Extract provided ▸
▼▼▼

After bumping up work_mem from 12MB to 25MB that last materialize is indeed hashing and this cut the query time by about 60%. Thanks, this was very helpful and gives me something else to look for when troubleshooting explains.
On Tue, Jul 7, 2015 at 11:10 AM, Mike Broers <mbroers@xxxxxxxxx> wrote:
Thanks, very informative! I'll experiment with work_mem settings and report back.On Tue, Jul 7, 2015 at 11:02 AM, Tom Lane <tgl@xxxxxxxxxxxxx> wrote:Mike Broers <mbroers@xxxxxxxxx> writes:
> I had a query that was filtering with a wildcard search of a text field for
> %SUCCESS%. The query took about 5 seconds and was running often so I wanted
> to improve it. I suggested that the engineers include a new boolean column
> for successful status. They implemented the requested field, but the query
> that filters on that new column runs very long (i kill it after letting it
> run for about an hour). Can someone help me understand why that is the
> case and how to resolve it?
It's hashing the subplan output in the first case and not the second:
> Seq Scan on lead (cost=130951.81..158059.21 rows=139957 width=369) (actual
> time=4699.619..4699.869 rows=1 loops=1)
> Filter: ((NOT (hashed SubPlan 1)) AND (("ReferenceNumber")::text <>
> ''::text) AND ((NOT (hashed SubPlan 2)) OR (NOT (hashed SubPlan 3))))
^^^^^^^^^^^^^^^^
vs
> Seq Scan on lead (cost=85775.78..9005687281.12 rows=139957 width=369)
> Filter: ((NOT (hashed SubPlan 1)) AND (("ReferenceNumber")::text <>
> ''::text) AND ((NOT (hashed SubPlan 2)) OR (NOT (SubPlan 3))))
^^^^^^^^^
Presumably, the new more-accurate rows count causes the planner to realize
that the hash table will exceed work_mem so it doesn't choose to hash ...
but for your situation, you'd rather it did, because what you're getting
instead is a Materialize node that spills to disk (again, because the data
involved exceeds work_mem) and that's a killer for this query. You should
be able to get back the old behavior if you raise work_mem enough.
Another idea you might think about is changing the OR'd IN conditions
to a single IN over a UNION ALL of the subselects. I'm not really sure if
that would produce a better plan, but it's worth trying if it wouldn't
require too much app-side contortion.

▲▲▲

Information given ▸
▼▼▼

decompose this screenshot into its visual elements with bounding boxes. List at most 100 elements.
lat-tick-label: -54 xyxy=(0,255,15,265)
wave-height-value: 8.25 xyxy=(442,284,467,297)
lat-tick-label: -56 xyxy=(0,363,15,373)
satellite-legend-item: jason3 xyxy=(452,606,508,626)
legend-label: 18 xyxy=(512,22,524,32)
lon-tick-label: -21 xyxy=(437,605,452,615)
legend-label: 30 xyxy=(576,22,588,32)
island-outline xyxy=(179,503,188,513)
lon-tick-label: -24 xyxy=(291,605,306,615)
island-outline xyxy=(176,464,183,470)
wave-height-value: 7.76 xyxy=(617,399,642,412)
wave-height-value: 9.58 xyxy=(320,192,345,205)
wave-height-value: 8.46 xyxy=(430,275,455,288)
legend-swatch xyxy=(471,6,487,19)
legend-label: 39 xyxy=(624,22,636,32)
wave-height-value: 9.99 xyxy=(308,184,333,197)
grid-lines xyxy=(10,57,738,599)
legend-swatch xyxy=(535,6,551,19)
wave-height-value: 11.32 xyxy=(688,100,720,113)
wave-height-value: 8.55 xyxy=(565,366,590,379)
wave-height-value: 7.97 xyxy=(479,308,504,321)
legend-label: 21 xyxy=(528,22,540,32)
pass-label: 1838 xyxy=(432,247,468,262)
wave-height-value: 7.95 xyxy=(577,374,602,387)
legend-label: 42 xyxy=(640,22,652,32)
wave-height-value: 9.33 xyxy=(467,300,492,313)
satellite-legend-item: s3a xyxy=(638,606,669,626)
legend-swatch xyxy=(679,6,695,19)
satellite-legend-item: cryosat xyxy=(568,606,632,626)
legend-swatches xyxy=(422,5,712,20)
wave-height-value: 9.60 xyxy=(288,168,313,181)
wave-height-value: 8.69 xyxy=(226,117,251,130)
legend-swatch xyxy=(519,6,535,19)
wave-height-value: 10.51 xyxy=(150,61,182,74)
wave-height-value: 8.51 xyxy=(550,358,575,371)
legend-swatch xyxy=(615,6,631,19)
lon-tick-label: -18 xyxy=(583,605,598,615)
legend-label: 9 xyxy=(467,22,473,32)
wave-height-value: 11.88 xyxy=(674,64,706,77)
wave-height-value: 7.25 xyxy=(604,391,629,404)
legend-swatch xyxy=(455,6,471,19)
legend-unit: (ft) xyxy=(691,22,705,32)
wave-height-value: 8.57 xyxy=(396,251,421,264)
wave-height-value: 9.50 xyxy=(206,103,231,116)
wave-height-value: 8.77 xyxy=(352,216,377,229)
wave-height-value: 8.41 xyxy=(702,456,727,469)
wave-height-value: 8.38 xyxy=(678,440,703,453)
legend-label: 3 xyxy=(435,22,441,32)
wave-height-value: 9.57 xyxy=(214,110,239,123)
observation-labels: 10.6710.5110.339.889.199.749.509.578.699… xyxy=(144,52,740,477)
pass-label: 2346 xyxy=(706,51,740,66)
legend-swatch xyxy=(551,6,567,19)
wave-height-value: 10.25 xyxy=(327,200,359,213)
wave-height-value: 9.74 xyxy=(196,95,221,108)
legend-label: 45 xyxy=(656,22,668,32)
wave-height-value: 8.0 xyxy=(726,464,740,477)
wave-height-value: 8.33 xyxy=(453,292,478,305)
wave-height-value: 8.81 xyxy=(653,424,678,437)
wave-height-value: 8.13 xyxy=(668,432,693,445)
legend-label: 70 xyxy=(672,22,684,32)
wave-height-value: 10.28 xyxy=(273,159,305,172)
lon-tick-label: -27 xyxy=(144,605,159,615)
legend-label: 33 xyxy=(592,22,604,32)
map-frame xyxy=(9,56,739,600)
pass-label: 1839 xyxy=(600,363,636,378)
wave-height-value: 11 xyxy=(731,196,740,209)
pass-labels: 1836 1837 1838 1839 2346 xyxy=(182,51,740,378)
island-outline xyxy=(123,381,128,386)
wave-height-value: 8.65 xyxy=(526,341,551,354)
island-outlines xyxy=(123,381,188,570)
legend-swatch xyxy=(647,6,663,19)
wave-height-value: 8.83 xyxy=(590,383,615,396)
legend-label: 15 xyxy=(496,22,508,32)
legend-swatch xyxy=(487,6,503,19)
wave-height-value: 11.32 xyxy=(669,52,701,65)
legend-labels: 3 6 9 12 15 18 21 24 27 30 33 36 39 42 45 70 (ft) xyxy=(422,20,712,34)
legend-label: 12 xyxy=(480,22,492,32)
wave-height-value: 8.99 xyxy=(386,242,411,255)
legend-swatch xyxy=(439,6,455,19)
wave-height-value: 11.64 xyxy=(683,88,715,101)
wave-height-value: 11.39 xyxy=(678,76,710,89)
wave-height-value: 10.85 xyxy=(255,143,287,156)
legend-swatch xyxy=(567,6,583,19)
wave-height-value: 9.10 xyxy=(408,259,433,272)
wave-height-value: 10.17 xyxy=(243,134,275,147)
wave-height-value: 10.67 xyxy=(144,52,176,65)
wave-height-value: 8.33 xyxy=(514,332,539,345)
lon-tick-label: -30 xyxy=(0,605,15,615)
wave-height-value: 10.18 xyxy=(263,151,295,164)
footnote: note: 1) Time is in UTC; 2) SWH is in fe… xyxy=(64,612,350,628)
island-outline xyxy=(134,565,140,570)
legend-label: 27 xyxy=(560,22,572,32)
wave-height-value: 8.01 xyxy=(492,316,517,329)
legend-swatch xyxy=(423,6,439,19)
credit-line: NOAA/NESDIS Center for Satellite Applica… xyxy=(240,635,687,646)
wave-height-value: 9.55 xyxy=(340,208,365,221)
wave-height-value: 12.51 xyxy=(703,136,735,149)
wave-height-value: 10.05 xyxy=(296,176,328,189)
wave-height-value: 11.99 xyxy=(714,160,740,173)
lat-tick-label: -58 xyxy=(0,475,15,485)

▲▲▲

Required tasks ▸
a) In the work_mem email thread, reproduce the text word for word from "Another idea you" up to and including "much app-side contortion.".
b) In the work_mem email thread, why did the planner not hash SubPlan 3 for the query on the new boolean column, and why did that make the query so slow? Answer in one to three sentences.

Responses for each task ▸
a)
Another idea you might think about is changing the OR'd IN conditions
to a single IN over a UNION ALL of the subselects. I'm not really sure if
that would produce a better plan, but it's worth trying if it wouldn't
require too much app-side contortion.

b) The new, more accurate row count presumably made the planner realize the hash table would exceed work_mem, so it chose not to hash. Instead it used a Materialize node that spilled to disk because the data also exceeded work_mem, and that was a killer for this query.